**Problem details:** Copy out the lines from the line with "Patent image size: (867, 825)." up to and including the line with "The network 720 is at (395, 299).", replacing "schematic diagram" with "block diagram" and leaving everything else as it is.

— Begin Record list —

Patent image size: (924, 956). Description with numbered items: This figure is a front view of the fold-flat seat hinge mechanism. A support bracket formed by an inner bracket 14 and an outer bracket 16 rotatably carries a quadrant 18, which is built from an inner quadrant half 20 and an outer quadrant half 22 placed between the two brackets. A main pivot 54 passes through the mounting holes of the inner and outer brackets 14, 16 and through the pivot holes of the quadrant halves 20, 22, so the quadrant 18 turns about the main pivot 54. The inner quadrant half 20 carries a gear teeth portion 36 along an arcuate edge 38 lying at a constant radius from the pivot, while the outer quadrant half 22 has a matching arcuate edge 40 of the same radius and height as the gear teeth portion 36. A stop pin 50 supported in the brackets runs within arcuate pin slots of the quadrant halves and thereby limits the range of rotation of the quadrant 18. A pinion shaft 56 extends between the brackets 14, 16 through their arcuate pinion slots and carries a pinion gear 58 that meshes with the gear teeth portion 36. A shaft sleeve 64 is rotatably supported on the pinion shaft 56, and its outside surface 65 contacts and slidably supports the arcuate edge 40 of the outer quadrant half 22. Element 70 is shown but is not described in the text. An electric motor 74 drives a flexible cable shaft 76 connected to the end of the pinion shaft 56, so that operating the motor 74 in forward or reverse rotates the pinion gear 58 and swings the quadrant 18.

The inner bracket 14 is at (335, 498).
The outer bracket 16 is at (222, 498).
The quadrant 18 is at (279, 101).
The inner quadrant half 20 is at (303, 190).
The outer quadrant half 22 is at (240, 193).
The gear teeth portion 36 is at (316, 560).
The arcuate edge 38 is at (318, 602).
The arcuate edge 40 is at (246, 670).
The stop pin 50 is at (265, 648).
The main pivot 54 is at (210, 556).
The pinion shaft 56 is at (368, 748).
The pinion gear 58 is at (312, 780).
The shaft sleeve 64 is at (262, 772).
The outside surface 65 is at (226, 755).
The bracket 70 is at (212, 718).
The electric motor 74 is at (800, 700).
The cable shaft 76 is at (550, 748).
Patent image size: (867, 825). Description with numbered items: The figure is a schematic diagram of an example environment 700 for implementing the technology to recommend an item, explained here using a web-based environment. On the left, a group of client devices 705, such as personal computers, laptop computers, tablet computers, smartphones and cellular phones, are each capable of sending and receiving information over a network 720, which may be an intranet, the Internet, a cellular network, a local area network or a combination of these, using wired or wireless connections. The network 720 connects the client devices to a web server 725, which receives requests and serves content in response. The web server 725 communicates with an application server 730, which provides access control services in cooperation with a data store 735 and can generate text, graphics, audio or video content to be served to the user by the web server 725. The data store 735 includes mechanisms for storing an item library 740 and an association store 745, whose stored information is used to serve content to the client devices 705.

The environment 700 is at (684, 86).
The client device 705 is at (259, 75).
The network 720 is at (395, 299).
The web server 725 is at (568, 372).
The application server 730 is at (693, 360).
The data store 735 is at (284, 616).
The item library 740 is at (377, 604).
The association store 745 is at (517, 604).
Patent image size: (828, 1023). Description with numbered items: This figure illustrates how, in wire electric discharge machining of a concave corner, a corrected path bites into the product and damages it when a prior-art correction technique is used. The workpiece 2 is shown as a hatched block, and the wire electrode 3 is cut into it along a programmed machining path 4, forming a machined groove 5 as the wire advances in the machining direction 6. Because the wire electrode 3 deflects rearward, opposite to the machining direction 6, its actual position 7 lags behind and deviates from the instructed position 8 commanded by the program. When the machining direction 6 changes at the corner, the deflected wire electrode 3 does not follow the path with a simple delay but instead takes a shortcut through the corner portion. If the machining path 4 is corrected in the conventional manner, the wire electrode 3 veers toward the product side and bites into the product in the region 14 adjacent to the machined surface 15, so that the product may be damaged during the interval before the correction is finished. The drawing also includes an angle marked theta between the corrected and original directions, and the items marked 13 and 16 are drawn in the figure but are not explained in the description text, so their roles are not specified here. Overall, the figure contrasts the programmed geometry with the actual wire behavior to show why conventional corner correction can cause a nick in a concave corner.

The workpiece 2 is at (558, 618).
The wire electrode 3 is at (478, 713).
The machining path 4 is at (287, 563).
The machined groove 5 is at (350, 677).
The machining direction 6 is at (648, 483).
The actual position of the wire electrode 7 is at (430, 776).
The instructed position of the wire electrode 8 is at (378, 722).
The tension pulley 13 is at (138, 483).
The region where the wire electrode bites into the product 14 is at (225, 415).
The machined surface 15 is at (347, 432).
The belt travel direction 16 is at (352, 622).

— End Record list —

**Output for this exercise:**
Patent image size: (867, 825). Description with numbered items: The figure is a block diagram of an example environment 700 for implementing the technology to recommend an item, explained here using a web-based environment. On the left, a group of client devices 705, such as personal computers, laptop computers, tablet computers, smartphones and cellular phones, are each capable of sending and receiving information over a network 720, which may be an intranet, the Internet, a cellular network, a local area network or a combination of these, using wired or wireless connections. The network 720 connects the client devices to a web server 725, which receives requests and serves content in response. The web server 725 communicates with an application server 730, which provides access control services in cooperation with a data store 735 and can generate text, graphics, audio or video content to be served to the user by the web server 725. The data store 735 includes mechanisms for storing an item library 740 and an association store 745, whose stored information is used to serve content to the client devices 705.

The environment 700 is at (684, 86).
The client device 705 is at (259, 75).
The network 720 is at (395, 299).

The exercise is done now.